SOURCE DOCUMENT:
===============
All of these are in turn based upon the mathematical model of lattices – partially ordered sets. Lattice theory has been around for quite some time and shows up in a broad range of areas, such as CRDTs which are used in distributed systems. For example, they are used in Anna, a key-value store I read about last year (surprisingly, I didn’t write it up – I should have). It in turn pointed to earlier work on Lattices in distributed systems, which I did describe previously. This has prompted me to go off and read about lattices; this definitely is challenging as my formal math skills are quite rusty, but I have been systematically working my way through the book on lattice theory I picked up. It has been interesting trying to construct an intuitive understanding of the concepts from more formal language describing them; hopefully that knowledge will prove useful.
This is turning into a long post and I still haven’t reached the point I wanted (yet).
A challenge with this work is identifying relationships that we want to be able to support. Of course, I don’t want to restrict these relationships, but rather use a sample of such relationships to motivate the work (or “Why would anyone care about my research?“) One of the challenges of doing good research is motivating that research: there are numerous questions to answer, but which questions deserve being answered?
===============
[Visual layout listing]
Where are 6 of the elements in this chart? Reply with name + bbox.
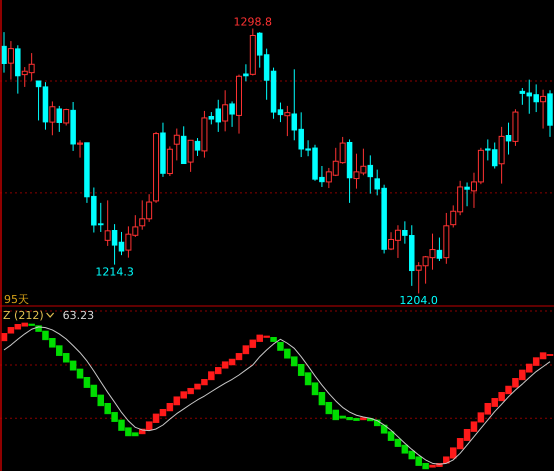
annotation: 95天	[4, 293, 29, 306]
annotation: 1214.3	[95, 266, 134, 279]
annotation: 1298.8	[234, 16, 272, 29]
chart-subtitle: 63.23	[62, 309, 94, 322]
annotation: 1204.0	[399, 294, 438, 307]
chart-title: Z (212)	[3, 309, 44, 322]
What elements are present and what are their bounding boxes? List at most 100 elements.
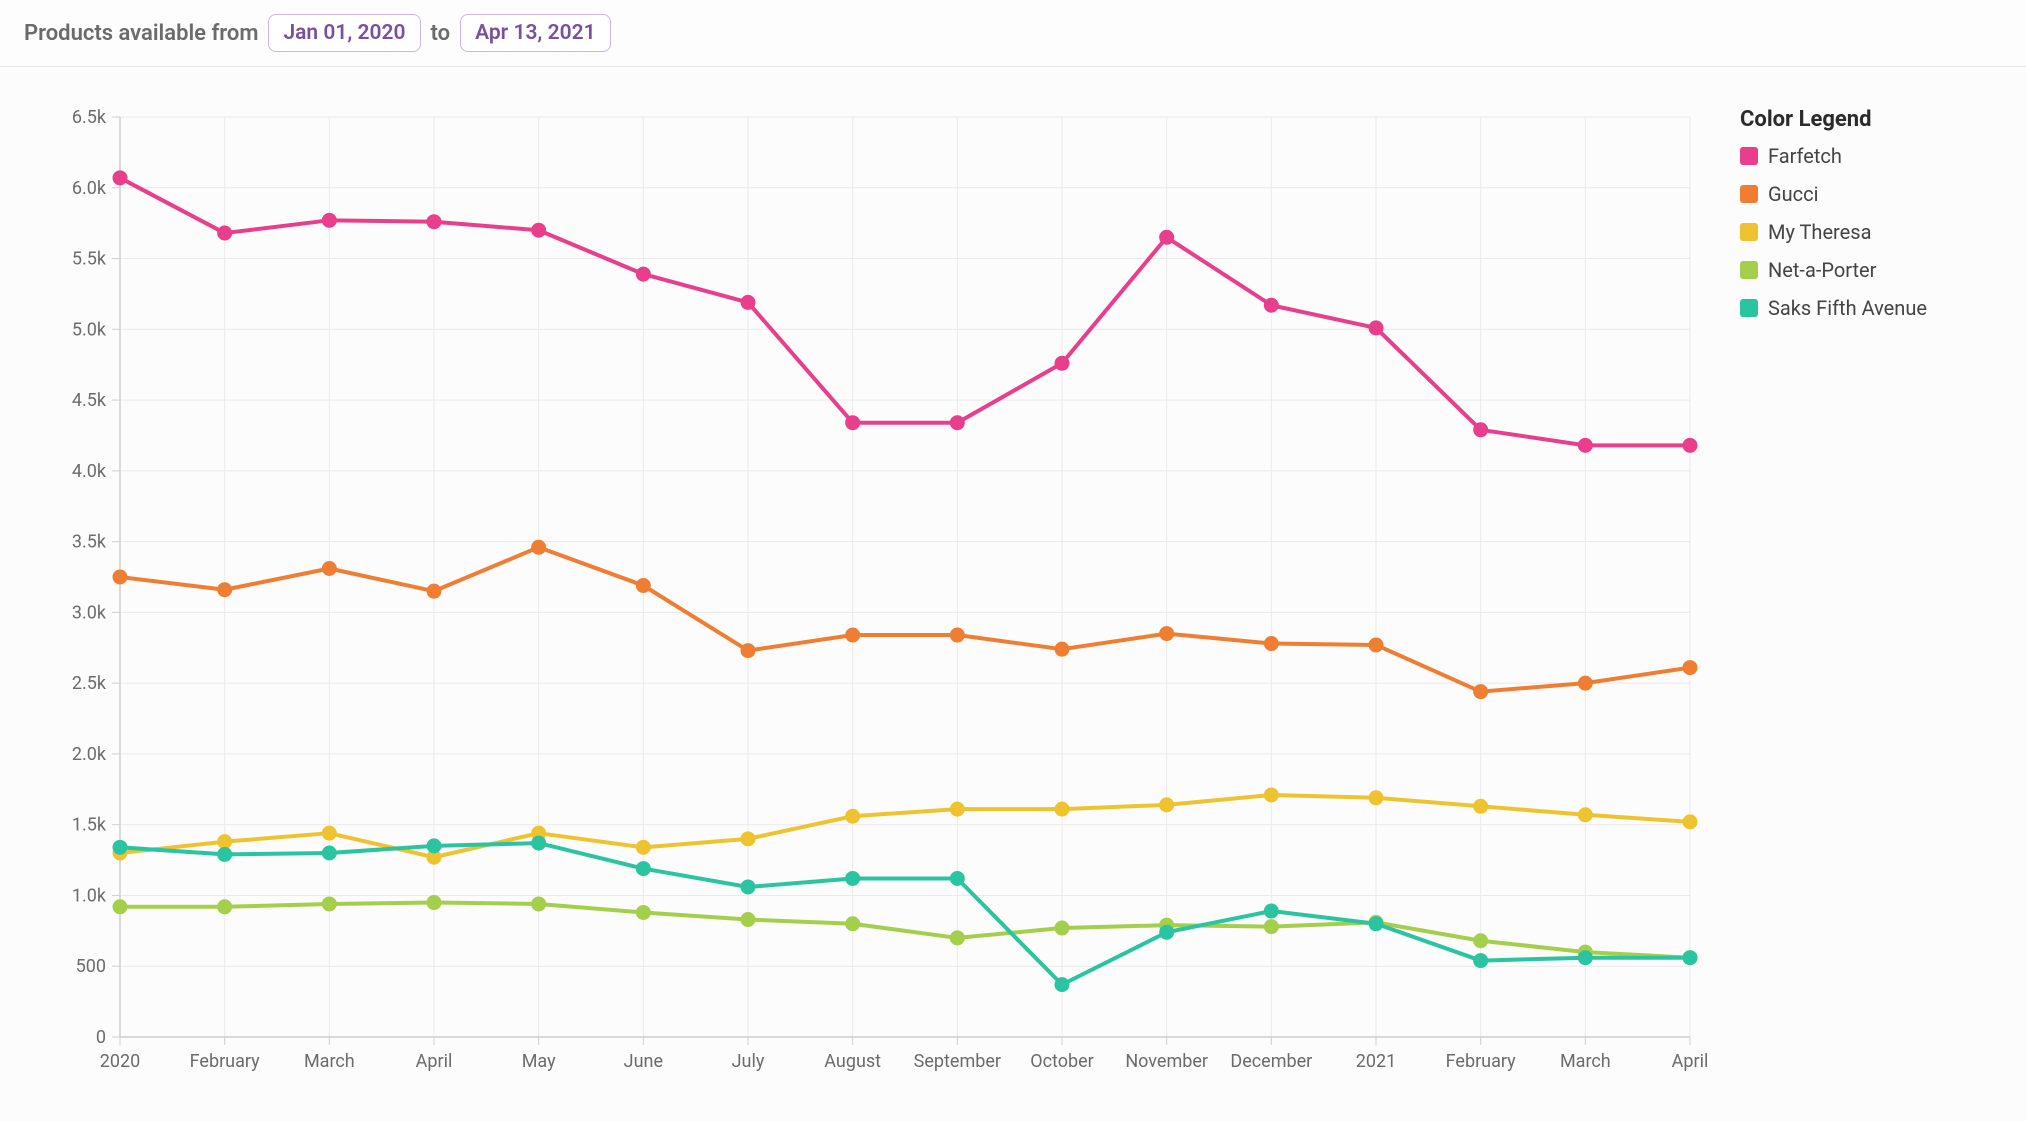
y-axis-tick-label: 6.5k — [72, 107, 107, 128]
data-point[interactable] — [532, 540, 546, 554]
legend-item[interactable]: Farfetch — [1740, 144, 1927, 168]
data-point[interactable] — [636, 862, 650, 876]
data-point[interactable] — [636, 905, 650, 919]
y-axis-tick-label: 1.0k — [72, 885, 107, 906]
legend-swatch — [1740, 299, 1758, 317]
data-point[interactable] — [950, 802, 964, 816]
y-axis-tick-label: 2.5k — [72, 673, 107, 694]
data-point[interactable] — [1160, 925, 1174, 939]
data-point[interactable] — [1264, 904, 1278, 918]
legend-label: Gucci — [1768, 182, 1818, 206]
legend-swatch — [1740, 223, 1758, 241]
data-point[interactable] — [322, 826, 336, 840]
data-point[interactable] — [636, 840, 650, 854]
data-point[interactable] — [113, 900, 127, 914]
data-point[interactable] — [741, 913, 755, 927]
data-point[interactable] — [1683, 815, 1697, 829]
data-point[interactable] — [218, 900, 232, 914]
chart-header: Products available from Jan 01, 2020 to … — [0, 0, 2026, 67]
data-point[interactable] — [218, 835, 232, 849]
data-point[interactable] — [218, 583, 232, 597]
y-axis-tick-label: 3.5k — [72, 532, 107, 553]
data-point[interactable] — [1264, 298, 1278, 312]
data-point[interactable] — [1160, 230, 1174, 244]
x-axis-tick-label: February — [190, 1051, 260, 1072]
data-point[interactable] — [1369, 917, 1383, 931]
data-point[interactable] — [322, 897, 336, 911]
date-to-picker[interactable]: Apr 13, 2021 — [460, 14, 610, 52]
data-point[interactable] — [1055, 802, 1069, 816]
x-axis-tick-label: July — [732, 1051, 765, 1072]
legend-item[interactable]: Net-a-Porter — [1740, 258, 1927, 282]
data-point[interactable] — [1578, 438, 1592, 452]
data-point[interactable] — [427, 896, 441, 910]
legend-item[interactable]: My Theresa — [1740, 220, 1927, 244]
data-point[interactable] — [1055, 356, 1069, 370]
y-axis-tick-label: 3.0k — [72, 602, 107, 623]
data-point[interactable] — [846, 871, 860, 885]
data-point[interactable] — [950, 628, 964, 642]
data-point[interactable] — [218, 847, 232, 861]
legend-item[interactable]: Saks Fifth Avenue — [1740, 296, 1927, 320]
data-point[interactable] — [1055, 978, 1069, 992]
data-point[interactable] — [1369, 638, 1383, 652]
data-point[interactable] — [950, 871, 964, 885]
data-point[interactable] — [1683, 438, 1697, 452]
data-point[interactable] — [1369, 321, 1383, 335]
date-from-picker[interactable]: Jan 01, 2020 — [268, 14, 420, 52]
data-point[interactable] — [1578, 808, 1592, 822]
data-point[interactable] — [1474, 799, 1488, 813]
data-point[interactable] — [636, 578, 650, 592]
x-axis-tick-label: November — [1125, 1051, 1208, 1072]
data-point[interactable] — [741, 295, 755, 309]
data-point[interactable] — [1160, 627, 1174, 641]
data-point[interactable] — [113, 171, 127, 185]
data-point[interactable] — [636, 267, 650, 281]
data-point[interactable] — [1474, 954, 1488, 968]
data-point[interactable] — [741, 880, 755, 894]
data-point[interactable] — [950, 416, 964, 430]
data-point[interactable] — [741, 832, 755, 846]
legend-label: Farfetch — [1768, 144, 1842, 168]
data-point[interactable] — [1264, 637, 1278, 651]
data-point[interactable] — [1683, 951, 1697, 965]
chart-svg-wrap: 05001.0k1.5k2.0k2.5k3.0k3.5k4.0k4.5k5.0k… — [30, 97, 1710, 1101]
x-axis-tick-label: October — [1030, 1051, 1094, 1072]
data-point[interactable] — [1369, 791, 1383, 805]
data-point[interactable] — [1055, 642, 1069, 656]
data-point[interactable] — [1683, 661, 1697, 675]
data-point[interactable] — [1578, 676, 1592, 690]
y-axis-tick-label: 4.0k — [72, 461, 107, 482]
data-point[interactable] — [532, 836, 546, 850]
data-point[interactable] — [113, 570, 127, 584]
data-point[interactable] — [1055, 921, 1069, 935]
data-point[interactable] — [846, 809, 860, 823]
data-point[interactable] — [427, 215, 441, 229]
data-point[interactable] — [846, 917, 860, 931]
data-point[interactable] — [1474, 423, 1488, 437]
data-point[interactable] — [322, 562, 336, 576]
data-point[interactable] — [218, 226, 232, 240]
data-point[interactable] — [322, 846, 336, 860]
data-point[interactable] — [427, 584, 441, 598]
data-point[interactable] — [1474, 685, 1488, 699]
data-point[interactable] — [113, 840, 127, 854]
data-point[interactable] — [950, 931, 964, 945]
data-point[interactable] — [322, 213, 336, 227]
legend-swatch — [1740, 185, 1758, 203]
x-axis-tick-label: March — [1560, 1051, 1611, 1072]
data-point[interactable] — [1578, 951, 1592, 965]
data-point[interactable] — [1264, 920, 1278, 934]
data-point[interactable] — [427, 839, 441, 853]
legend-item[interactable]: Gucci — [1740, 182, 1927, 206]
data-point[interactable] — [1264, 788, 1278, 802]
data-point[interactable] — [1160, 798, 1174, 812]
data-point[interactable] — [741, 644, 755, 658]
data-point[interactable] — [532, 223, 546, 237]
x-axis-tick-label: 2021 — [1356, 1051, 1396, 1072]
data-point[interactable] — [1474, 934, 1488, 948]
data-point[interactable] — [846, 628, 860, 642]
data-point[interactable] — [532, 897, 546, 911]
y-axis-tick-label: 500 — [76, 956, 106, 977]
data-point[interactable] — [846, 416, 860, 430]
===============
EXERCISE INSTRUCTIONS:
1) Transcribe the visual layout listing, everything from its start down to the line containing "What elements are". Leave the picture lines out.
2) Pick up the post about lattice theory and motivating research from where it stops.

FINAL RESULTS:
1)
Where are 6 of the elements in this chart? Reply with name + bbox.
annotation: 95天	[4, 293, 29, 306]
annotation: 1214.3	[95, 266, 134, 279]
annotation: 1298.8	[234, 16, 272, 29]
chart-subtitle: 63.23	[62, 309, 94, 322]
annotation: 1204.0	[399, 294, 438, 307]
chart-title: Z (212)	[3, 309, 44, 322]
What elements are present and what are their bounding boxes? List at most 100 elements.

2)
File systems presently support two basic relationships:
- Contains – this is the directory metaphor. A “directory” is a container of other directories or files. It is the basis of the hierarchical relationship to which we have become accustomed.
- Points to – this is the function of a symbolic link, which is supported by most file systems.
It is relatively easy to focus on properties as well. In theory, the clustering of files based upon this characteristic is one (loose) form of relationship. For example, we routinely associate specific file names with a corresponding application (e.g., via the suffix of the file). Windows exhibits a strong relationship model here, in which applications register interest in particular types of files, based on suffix, and the operating system then uses that information to invoke the relevant application. Apple’s Mac used to use an embedded meta-data component (“resource fork“) for associating the file with the application; it still exists but is not commonly used in order to support compatibility.
Other types of file properties include:
- Timestamp – these capture temporal properties of a file. The most common are the creation time, last update time, and last access time. Last access time is often omitted these days because constantly updating it turns out to be expensive. For example, Windows NTFS does not update last access time by default. My recollection is that they did this because they found updating this field accounted for something like a 6% performance cost in NTFS. Thus, there is a question as to how reliable these values are.
- Size – we know what the size of files are.
- Name – I’ve already mentioned using the suffix, which is an aspect of the name. Is it possible to exploit this in other ways?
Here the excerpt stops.